The exercise — Collect from the data below each line with "JSON".

Material —
•••••

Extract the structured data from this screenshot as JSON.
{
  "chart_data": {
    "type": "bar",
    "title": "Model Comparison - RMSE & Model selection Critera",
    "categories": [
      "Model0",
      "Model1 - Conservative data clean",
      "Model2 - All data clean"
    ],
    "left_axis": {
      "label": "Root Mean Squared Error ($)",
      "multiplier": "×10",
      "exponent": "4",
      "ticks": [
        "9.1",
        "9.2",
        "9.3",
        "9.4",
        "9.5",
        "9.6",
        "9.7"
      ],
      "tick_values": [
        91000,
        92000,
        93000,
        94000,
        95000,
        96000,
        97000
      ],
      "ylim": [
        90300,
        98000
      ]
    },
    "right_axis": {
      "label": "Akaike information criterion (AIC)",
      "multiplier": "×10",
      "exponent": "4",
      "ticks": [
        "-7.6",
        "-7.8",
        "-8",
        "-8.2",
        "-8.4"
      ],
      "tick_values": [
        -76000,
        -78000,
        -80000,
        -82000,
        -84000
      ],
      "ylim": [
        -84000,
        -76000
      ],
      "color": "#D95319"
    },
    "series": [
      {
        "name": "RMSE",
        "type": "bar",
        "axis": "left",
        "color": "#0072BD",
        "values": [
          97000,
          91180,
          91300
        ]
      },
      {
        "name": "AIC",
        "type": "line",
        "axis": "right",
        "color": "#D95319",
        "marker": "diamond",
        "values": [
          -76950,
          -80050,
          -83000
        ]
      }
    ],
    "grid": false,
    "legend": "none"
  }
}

•••••

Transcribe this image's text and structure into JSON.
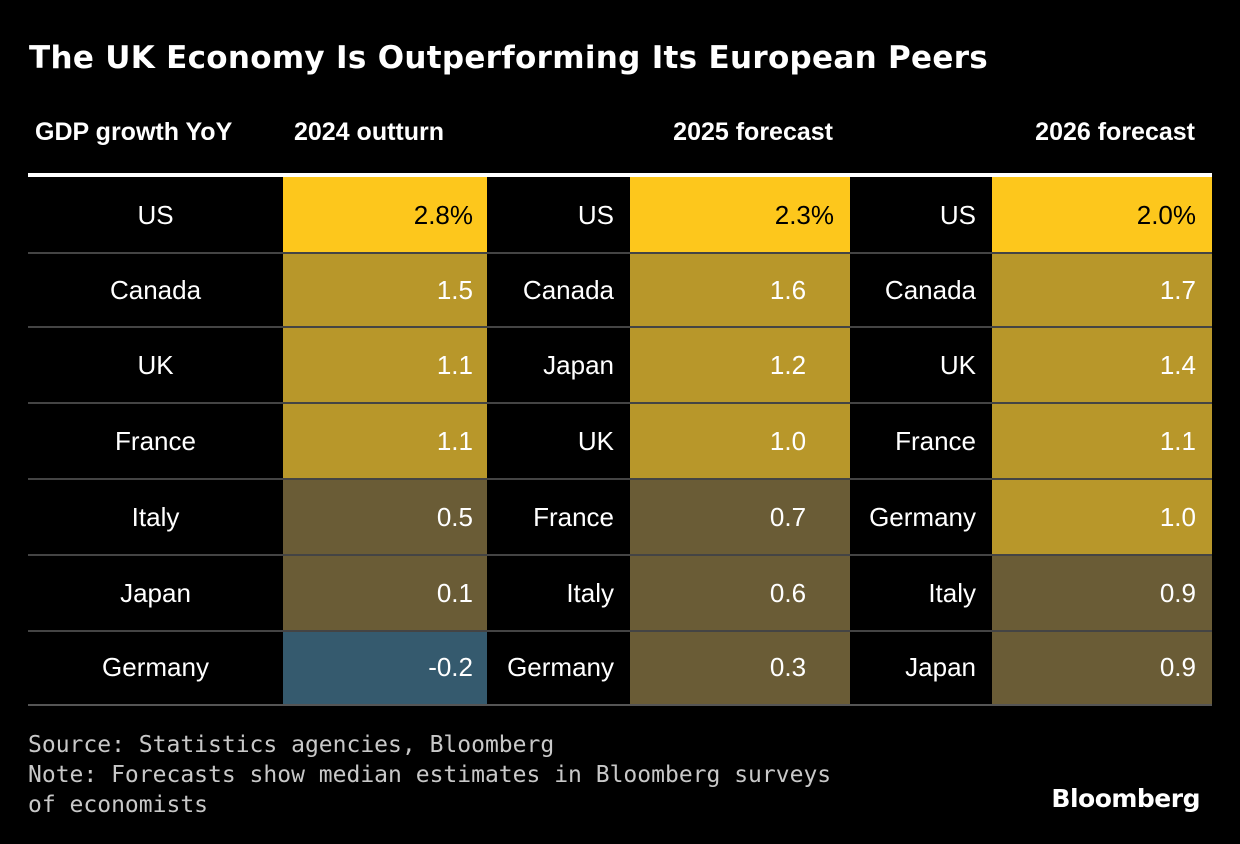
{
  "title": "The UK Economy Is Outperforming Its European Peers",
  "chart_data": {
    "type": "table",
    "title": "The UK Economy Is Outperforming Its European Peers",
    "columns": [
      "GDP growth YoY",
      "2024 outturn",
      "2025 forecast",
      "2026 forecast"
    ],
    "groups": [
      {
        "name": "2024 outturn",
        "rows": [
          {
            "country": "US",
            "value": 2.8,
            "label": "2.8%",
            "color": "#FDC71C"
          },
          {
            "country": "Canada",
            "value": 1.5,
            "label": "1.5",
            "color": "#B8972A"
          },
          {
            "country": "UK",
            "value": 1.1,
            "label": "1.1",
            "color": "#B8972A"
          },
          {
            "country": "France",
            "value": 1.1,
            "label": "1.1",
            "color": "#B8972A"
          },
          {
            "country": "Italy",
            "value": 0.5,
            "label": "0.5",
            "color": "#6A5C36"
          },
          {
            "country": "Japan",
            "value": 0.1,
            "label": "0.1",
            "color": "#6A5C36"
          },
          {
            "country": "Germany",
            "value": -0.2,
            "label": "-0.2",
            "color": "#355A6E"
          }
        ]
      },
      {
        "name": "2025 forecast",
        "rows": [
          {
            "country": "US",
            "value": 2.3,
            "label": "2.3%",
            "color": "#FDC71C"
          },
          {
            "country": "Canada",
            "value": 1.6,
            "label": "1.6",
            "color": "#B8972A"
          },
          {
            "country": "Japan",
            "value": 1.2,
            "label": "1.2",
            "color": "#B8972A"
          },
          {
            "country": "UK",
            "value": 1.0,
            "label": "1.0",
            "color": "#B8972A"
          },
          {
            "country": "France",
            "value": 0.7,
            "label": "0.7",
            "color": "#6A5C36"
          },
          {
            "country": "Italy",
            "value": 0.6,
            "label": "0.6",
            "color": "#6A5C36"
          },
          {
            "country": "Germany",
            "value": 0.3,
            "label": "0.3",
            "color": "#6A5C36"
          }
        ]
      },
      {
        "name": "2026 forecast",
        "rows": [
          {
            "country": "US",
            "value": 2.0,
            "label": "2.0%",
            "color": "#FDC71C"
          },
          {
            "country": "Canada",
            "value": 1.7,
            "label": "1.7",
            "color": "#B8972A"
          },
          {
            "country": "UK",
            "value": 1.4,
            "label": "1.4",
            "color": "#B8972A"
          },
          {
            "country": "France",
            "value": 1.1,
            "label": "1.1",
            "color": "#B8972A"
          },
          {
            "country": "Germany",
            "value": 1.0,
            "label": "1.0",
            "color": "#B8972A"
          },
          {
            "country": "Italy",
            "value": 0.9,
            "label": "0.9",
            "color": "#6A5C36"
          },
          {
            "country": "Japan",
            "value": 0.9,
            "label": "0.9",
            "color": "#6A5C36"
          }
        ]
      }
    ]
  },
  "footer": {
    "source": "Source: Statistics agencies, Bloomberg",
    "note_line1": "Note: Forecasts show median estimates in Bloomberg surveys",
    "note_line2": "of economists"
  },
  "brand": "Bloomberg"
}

•••••

Solution —
Extract the structured data from this screenshot as JSON.
Transcribe this image's text and structure into JSON.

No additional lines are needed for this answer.